**What the exercise asks**
Swap "writing-line" for "blank-line" everywhere in the records below and reproduce them with nothing else altered.
─── Materials provided
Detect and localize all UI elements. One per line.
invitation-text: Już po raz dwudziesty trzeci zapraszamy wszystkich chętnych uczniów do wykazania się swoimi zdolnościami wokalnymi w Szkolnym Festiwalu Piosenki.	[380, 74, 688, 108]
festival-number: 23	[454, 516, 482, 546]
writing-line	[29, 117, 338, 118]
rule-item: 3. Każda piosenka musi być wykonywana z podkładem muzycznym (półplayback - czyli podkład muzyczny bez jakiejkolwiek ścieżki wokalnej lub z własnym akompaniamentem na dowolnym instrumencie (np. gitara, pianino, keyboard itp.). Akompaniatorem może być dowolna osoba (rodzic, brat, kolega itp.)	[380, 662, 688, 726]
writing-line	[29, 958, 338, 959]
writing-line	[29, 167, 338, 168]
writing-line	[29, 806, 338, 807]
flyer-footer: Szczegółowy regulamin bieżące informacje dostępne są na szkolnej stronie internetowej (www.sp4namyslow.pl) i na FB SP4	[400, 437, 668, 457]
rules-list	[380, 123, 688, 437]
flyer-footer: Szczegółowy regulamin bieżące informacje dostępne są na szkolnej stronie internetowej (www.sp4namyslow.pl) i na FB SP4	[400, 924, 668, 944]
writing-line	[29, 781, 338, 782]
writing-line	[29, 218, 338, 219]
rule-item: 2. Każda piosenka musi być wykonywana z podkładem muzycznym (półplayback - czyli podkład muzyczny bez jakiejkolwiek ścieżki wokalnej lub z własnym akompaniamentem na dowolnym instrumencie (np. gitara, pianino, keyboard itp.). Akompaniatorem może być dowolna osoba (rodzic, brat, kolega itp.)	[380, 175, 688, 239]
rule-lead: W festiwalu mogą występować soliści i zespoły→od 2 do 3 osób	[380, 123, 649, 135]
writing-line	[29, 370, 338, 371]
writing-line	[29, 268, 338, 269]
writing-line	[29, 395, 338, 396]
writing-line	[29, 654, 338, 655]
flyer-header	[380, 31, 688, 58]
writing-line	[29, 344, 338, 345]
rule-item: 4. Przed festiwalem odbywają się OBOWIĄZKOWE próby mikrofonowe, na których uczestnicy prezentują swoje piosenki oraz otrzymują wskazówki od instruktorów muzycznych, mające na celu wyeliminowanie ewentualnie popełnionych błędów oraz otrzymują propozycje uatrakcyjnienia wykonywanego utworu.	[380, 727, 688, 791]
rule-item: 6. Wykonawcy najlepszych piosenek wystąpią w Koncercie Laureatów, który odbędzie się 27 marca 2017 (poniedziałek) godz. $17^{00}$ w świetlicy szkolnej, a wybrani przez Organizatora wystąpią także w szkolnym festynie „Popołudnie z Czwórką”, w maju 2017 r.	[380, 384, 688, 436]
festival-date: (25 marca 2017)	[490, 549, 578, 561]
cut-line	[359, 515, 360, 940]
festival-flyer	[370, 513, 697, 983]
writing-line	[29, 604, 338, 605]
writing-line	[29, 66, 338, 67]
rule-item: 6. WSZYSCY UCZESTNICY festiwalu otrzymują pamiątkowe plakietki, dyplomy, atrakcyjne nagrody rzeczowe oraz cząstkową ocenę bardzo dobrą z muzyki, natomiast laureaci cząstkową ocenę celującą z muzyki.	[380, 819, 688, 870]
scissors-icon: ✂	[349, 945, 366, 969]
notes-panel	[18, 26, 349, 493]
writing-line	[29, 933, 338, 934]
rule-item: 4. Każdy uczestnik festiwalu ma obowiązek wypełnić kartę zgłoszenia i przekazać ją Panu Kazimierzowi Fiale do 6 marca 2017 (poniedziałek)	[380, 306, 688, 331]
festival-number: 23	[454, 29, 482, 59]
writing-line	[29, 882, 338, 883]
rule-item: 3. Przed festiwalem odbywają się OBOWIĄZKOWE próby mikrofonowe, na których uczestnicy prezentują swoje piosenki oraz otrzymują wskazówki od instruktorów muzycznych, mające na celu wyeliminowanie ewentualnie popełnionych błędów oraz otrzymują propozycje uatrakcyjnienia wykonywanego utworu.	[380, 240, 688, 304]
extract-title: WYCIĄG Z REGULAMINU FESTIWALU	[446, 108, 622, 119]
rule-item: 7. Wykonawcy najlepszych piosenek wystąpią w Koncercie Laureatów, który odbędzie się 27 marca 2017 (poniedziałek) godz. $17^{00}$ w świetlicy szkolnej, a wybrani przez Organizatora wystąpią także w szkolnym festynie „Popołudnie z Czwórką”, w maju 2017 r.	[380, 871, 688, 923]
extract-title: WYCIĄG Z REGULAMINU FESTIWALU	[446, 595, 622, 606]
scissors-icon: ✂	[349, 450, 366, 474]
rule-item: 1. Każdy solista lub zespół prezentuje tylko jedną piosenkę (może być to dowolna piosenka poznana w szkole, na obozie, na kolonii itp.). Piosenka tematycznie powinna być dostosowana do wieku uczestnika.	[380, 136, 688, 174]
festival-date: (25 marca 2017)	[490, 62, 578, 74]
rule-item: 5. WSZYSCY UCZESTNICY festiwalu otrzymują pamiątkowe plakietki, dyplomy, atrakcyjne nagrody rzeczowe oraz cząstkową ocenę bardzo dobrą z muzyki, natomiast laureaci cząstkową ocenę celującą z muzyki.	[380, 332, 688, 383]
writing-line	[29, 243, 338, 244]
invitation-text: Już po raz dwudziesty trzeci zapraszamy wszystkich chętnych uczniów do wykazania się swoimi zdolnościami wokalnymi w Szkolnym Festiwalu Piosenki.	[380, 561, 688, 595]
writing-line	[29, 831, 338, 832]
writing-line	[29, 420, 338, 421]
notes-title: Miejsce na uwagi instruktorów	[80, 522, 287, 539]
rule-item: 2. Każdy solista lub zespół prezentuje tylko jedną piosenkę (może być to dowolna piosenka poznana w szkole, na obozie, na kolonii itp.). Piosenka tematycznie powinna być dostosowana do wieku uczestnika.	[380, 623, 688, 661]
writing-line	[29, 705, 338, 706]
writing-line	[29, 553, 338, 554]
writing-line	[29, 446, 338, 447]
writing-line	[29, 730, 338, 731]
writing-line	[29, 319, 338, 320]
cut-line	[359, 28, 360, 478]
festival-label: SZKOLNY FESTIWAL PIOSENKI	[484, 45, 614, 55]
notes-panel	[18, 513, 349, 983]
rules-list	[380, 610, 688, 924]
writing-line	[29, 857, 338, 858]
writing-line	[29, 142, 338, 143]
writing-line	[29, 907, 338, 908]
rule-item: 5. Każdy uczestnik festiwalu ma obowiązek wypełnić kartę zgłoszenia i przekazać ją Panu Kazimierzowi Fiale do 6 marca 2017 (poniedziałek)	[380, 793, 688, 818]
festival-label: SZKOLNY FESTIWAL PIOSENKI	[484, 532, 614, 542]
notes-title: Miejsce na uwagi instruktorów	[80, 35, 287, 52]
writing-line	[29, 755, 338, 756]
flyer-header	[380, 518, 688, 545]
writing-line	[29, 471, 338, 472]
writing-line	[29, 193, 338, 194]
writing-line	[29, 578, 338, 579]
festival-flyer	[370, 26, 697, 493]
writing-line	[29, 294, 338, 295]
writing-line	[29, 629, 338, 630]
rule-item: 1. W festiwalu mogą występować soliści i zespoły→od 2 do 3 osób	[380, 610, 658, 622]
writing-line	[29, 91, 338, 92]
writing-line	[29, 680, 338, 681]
──────
**Task solution**
Detect and localize all UI elements. One per line.
invitation-text: Już po raz dwudziesty trzeci zapraszamy wszystkich chętnych uczniów do wykazania się swoimi zdolnościami wokalnymi w Szkolnym Festiwalu Piosenki.	[380, 74, 688, 108]
festival-number: 23	[454, 516, 482, 546]
blank-line	[29, 117, 338, 118]
rule-item: 3. Każda piosenka musi być wykonywana z podkładem muzycznym (półplayback - czyli podkład muzyczny bez jakiejkolwiek ścieżki wokalnej lub z własnym akompaniamentem na dowolnym instrumencie (np. gitara, pianino, keyboard itp.). Akompaniatorem może być dowolna osoba (rodzic, brat, kolega itp.)	[380, 662, 688, 726]
blank-line	[29, 958, 338, 959]
blank-line	[29, 167, 338, 168]
blank-line	[29, 806, 338, 807]
flyer-footer: Szczegółowy regulamin bieżące informacje dostępne są na szkolnej stronie internetowej (www.sp4namyslow.pl) i na FB SP4	[400, 437, 668, 457]
rules-list	[380, 123, 688, 437]
flyer-footer: Szczegółowy regulamin bieżące informacje dostępne są na szkolnej stronie internetowej (www.sp4namyslow.pl) i na FB SP4	[400, 924, 668, 944]
blank-line	[29, 781, 338, 782]
blank-line	[29, 218, 338, 219]
rule-item: 2. Każda piosenka musi być wykonywana z podkładem muzycznym (półplayback - czyli podkład muzyczny bez jakiejkolwiek ścieżki wokalnej lub z własnym akompaniamentem na dowolnym instrumencie (np. gitara, pianino, keyboard itp.). Akompaniatorem może być dowolna osoba (rodzic, brat, kolega itp.)	[380, 175, 688, 239]
rule-lead: W festiwalu mogą występować soliści i zespoły→od 2 do 3 osób	[380, 123, 649, 135]
blank-line	[29, 370, 338, 371]
blank-line	[29, 268, 338, 269]
blank-line	[29, 395, 338, 396]
blank-line	[29, 654, 338, 655]
flyer-header	[380, 31, 688, 58]
blank-line	[29, 344, 338, 345]
rule-item: 4. Przed festiwalem odbywają się OBOWIĄZKOWE próby mikrofonowe, na których uczestnicy prezentują swoje piosenki oraz otrzymują wskazówki od instruktorów muzycznych, mające na celu wyeliminowanie ewentualnie popełnionych błędów oraz otrzymują propozycje uatrakcyjnienia wykonywanego utworu.	[380, 727, 688, 791]
rule-item: 6. Wykonawcy najlepszych piosenek wystąpią w Koncercie Laureatów, który odbędzie się 27 marca 2017 (poniedziałek) godz. $17^{00}$ w świetlicy szkolnej, a wybrani przez Organizatora wystąpią także w szkolnym festynie „Popołudnie z Czwórką”, w maju 2017 r.	[380, 384, 688, 436]
festival-date: (25 marca 2017)	[490, 549, 578, 561]
cut-line	[359, 515, 360, 940]
festival-flyer	[370, 513, 697, 983]
blank-line	[29, 604, 338, 605]
blank-line	[29, 66, 338, 67]
rule-item: 6. WSZYSCY UCZESTNICY festiwalu otrzymują pamiątkowe plakietki, dyplomy, atrakcyjne nagrody rzeczowe oraz cząstkową ocenę bardzo dobrą z muzyki, natomiast laureaci cząstkową ocenę celującą z muzyki.	[380, 819, 688, 870]
scissors-icon: ✂	[349, 945, 366, 969]
notes-panel	[18, 26, 349, 493]
blank-line	[29, 933, 338, 934]
rule-item: 4. Każdy uczestnik festiwalu ma obowiązek wypełnić kartę zgłoszenia i przekazać ją Panu Kazimierzowi Fiale do 6 marca 2017 (poniedziałek)	[380, 306, 688, 331]
festival-number: 23	[454, 29, 482, 59]
blank-line	[29, 882, 338, 883]
rule-item: 3. Przed festiwalem odbywają się OBOWIĄZKOWE próby mikrofonowe, na których uczestnicy prezentują swoje piosenki oraz otrzymują wskazówki od instruktorów muzycznych, mające na celu wyeliminowanie ewentualnie popełnionych błędów oraz otrzymują propozycje uatrakcyjnienia wykonywanego utworu.	[380, 240, 688, 304]
extract-title: WYCIĄG Z REGULAMINU FESTIWALU	[446, 108, 622, 119]
rule-item: 7. Wykonawcy najlepszych piosenek wystąpią w Koncercie Laureatów, który odbędzie się 27 marca 2017 (poniedziałek) godz. $17^{00}$ w świetlicy szkolnej, a wybrani przez Organizatora wystąpią także w szkolnym festynie „Popołudnie z Czwórką”, w maju 2017 r.	[380, 871, 688, 923]
extract-title: WYCIĄG Z REGULAMINU FESTIWALU	[446, 595, 622, 606]
scissors-icon: ✂	[349, 450, 366, 474]
rule-item: 1. Każdy solista lub zespół prezentuje tylko jedną piosenkę (może być to dowolna piosenka poznana w szkole, na obozie, na kolonii itp.). Piosenka tematycznie powinna być dostosowana do wieku uczestnika.	[380, 136, 688, 174]
festival-date: (25 marca 2017)	[490, 62, 578, 74]
rule-item: 5. WSZYSCY UCZESTNICY festiwalu otrzymują pamiątkowe plakietki, dyplomy, atrakcyjne nagrody rzeczowe oraz cząstkową ocenę bardzo dobrą z muzyki, natomiast laureaci cząstkową ocenę celującą z muzyki.	[380, 332, 688, 383]
blank-line	[29, 243, 338, 244]
invitation-text: Już po raz dwudziesty trzeci zapraszamy wszystkich chętnych uczniów do wykazania się swoimi zdolnościami wokalnymi w Szkolnym Festiwalu Piosenki.	[380, 561, 688, 595]
blank-line	[29, 831, 338, 832]
blank-line	[29, 420, 338, 421]
notes-title: Miejsce na uwagi instruktorów	[80, 522, 287, 539]
rule-item: 2. Każdy solista lub zespół prezentuje tylko jedną piosenkę (może być to dowolna piosenka poznana w szkole, na obozie, na kolonii itp.). Piosenka tematycznie powinna być dostosowana do wieku uczestnika.	[380, 623, 688, 661]
blank-line	[29, 705, 338, 706]
blank-line	[29, 553, 338, 554]
blank-line	[29, 446, 338, 447]
blank-line	[29, 730, 338, 731]
blank-line	[29, 319, 338, 320]
cut-line	[359, 28, 360, 478]
festival-label: SZKOLNY FESTIWAL PIOSENKI	[484, 45, 614, 55]
notes-panel	[18, 513, 349, 983]
rules-list	[380, 610, 688, 924]
blank-line	[29, 857, 338, 858]
blank-line	[29, 142, 338, 143]
blank-line	[29, 907, 338, 908]
rule-item: 5. Każdy uczestnik festiwalu ma obowiązek wypełnić kartę zgłoszenia i przekazać ją Panu Kazimierzowi Fiale do 6 marca 2017 (poniedziałek)	[380, 793, 688, 818]
festival-label: SZKOLNY FESTIWAL PIOSENKI	[484, 532, 614, 542]
notes-title: Miejsce na uwagi instruktorów	[80, 35, 287, 52]
blank-line	[29, 755, 338, 756]
flyer-header	[380, 518, 688, 545]
blank-line	[29, 471, 338, 472]
blank-line	[29, 193, 338, 194]
blank-line	[29, 578, 338, 579]
festival-flyer	[370, 26, 697, 493]
blank-line	[29, 294, 338, 295]
blank-line	[29, 629, 338, 630]
rule-item: 1. W festiwalu mogą występować soliści i zespoły→od 2 do 3 osób	[380, 610, 658, 622]
blank-line	[29, 91, 338, 92]
blank-line	[29, 680, 338, 681]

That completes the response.